Collected data entries:
◆ ◆ ◆ ◆ ◆
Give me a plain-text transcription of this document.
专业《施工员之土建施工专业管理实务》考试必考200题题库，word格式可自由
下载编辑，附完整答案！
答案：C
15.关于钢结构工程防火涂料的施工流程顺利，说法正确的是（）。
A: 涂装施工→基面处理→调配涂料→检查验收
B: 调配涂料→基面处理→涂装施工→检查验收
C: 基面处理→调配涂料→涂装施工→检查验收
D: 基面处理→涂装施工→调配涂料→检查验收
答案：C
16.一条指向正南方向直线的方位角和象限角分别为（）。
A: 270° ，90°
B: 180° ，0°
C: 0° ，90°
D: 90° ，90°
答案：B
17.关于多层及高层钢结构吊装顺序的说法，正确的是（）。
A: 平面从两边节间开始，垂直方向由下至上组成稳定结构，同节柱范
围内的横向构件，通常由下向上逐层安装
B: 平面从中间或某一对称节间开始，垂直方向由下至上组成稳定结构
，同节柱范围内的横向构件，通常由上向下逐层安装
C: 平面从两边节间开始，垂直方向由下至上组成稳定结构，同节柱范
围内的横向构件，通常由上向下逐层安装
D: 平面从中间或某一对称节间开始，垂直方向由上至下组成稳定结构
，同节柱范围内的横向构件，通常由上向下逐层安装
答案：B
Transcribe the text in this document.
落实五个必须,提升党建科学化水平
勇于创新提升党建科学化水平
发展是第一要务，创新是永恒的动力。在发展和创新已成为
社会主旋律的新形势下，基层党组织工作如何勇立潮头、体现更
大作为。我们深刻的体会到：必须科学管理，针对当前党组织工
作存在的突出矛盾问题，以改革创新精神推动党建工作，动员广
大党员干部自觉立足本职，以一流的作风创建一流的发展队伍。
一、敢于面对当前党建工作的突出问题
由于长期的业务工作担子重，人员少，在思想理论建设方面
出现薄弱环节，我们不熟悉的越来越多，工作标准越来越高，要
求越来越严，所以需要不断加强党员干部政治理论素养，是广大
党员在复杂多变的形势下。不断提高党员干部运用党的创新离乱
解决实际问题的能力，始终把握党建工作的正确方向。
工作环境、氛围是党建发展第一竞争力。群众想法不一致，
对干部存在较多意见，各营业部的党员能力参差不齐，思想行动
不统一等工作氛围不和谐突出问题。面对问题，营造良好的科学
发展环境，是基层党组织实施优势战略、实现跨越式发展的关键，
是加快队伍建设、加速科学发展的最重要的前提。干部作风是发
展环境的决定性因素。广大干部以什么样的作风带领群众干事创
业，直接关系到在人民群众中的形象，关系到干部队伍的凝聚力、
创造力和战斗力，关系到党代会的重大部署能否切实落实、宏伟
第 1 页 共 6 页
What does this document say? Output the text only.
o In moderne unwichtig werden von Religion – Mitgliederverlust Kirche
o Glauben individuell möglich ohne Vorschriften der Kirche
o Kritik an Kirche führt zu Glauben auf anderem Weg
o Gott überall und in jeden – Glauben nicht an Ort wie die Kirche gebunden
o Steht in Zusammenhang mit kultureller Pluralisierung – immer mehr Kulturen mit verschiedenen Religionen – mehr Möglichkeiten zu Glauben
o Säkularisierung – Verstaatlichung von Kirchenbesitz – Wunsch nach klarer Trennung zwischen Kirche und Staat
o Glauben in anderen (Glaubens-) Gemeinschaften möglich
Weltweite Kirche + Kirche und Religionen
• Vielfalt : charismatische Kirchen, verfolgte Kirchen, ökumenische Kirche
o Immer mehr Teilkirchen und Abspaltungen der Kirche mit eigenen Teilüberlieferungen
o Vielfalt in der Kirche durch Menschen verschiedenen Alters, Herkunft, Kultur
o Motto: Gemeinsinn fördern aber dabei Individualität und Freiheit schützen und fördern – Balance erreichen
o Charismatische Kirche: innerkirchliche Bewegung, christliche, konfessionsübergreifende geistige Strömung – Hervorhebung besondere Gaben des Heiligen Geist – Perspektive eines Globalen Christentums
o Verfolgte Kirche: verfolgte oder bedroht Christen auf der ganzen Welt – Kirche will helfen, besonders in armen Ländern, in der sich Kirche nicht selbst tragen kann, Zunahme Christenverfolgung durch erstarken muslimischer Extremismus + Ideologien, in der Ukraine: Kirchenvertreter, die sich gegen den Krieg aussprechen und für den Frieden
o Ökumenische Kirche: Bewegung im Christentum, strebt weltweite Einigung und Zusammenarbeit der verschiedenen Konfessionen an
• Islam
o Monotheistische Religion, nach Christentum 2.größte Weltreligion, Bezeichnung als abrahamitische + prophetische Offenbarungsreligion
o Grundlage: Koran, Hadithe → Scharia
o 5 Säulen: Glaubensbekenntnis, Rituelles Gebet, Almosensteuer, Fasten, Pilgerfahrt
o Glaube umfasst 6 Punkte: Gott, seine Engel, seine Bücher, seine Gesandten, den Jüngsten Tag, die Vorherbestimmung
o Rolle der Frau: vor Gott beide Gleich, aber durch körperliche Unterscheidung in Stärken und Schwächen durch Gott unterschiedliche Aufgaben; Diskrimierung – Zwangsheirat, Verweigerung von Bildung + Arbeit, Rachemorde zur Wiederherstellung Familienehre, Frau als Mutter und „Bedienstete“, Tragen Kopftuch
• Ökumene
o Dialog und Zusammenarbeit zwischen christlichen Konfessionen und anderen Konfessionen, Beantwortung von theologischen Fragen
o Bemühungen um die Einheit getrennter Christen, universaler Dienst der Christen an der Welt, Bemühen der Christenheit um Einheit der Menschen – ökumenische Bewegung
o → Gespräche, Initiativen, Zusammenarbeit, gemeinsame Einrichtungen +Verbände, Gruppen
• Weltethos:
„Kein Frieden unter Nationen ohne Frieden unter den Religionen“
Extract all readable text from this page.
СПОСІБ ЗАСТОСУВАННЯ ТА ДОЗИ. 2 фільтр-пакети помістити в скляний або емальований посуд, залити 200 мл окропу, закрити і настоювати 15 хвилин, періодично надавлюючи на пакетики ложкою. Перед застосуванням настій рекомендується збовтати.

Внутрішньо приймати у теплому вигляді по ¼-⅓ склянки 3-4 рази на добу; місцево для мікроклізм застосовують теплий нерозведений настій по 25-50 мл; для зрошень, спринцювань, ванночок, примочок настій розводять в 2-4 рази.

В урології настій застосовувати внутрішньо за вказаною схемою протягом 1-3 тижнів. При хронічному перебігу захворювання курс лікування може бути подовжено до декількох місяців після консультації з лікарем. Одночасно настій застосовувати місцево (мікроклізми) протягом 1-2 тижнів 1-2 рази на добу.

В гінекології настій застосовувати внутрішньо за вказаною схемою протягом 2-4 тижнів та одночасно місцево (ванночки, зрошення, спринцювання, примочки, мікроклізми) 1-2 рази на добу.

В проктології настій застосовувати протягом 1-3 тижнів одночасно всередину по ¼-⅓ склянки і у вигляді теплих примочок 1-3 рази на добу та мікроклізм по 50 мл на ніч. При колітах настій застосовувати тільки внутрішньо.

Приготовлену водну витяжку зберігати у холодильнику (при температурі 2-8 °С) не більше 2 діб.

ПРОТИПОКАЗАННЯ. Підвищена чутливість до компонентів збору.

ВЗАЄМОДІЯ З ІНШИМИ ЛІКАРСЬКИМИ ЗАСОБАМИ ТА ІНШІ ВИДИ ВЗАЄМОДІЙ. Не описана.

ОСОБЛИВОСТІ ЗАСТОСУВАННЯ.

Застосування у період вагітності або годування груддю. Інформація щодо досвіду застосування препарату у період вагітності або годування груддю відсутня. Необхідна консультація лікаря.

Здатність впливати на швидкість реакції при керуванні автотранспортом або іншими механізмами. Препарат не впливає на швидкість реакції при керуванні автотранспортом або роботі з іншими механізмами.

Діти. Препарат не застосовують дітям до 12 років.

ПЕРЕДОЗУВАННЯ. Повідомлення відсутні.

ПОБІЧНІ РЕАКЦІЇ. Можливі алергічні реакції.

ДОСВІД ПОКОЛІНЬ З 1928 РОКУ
◆ ◆ ◆ ◆ ◆
Stated problem - Copy each line from the data above that includes "реакції".

Right answer -
Здатність впливати на швидкість реакції при керуванні автотранспортом або іншими механізмами. Препарат не впливає на швидкість реакції при керуванні автотранспортом або роботі з іншими механізмами.
ПОБІЧНІ РЕАКЦІЇ. Можливі алергічні реакції.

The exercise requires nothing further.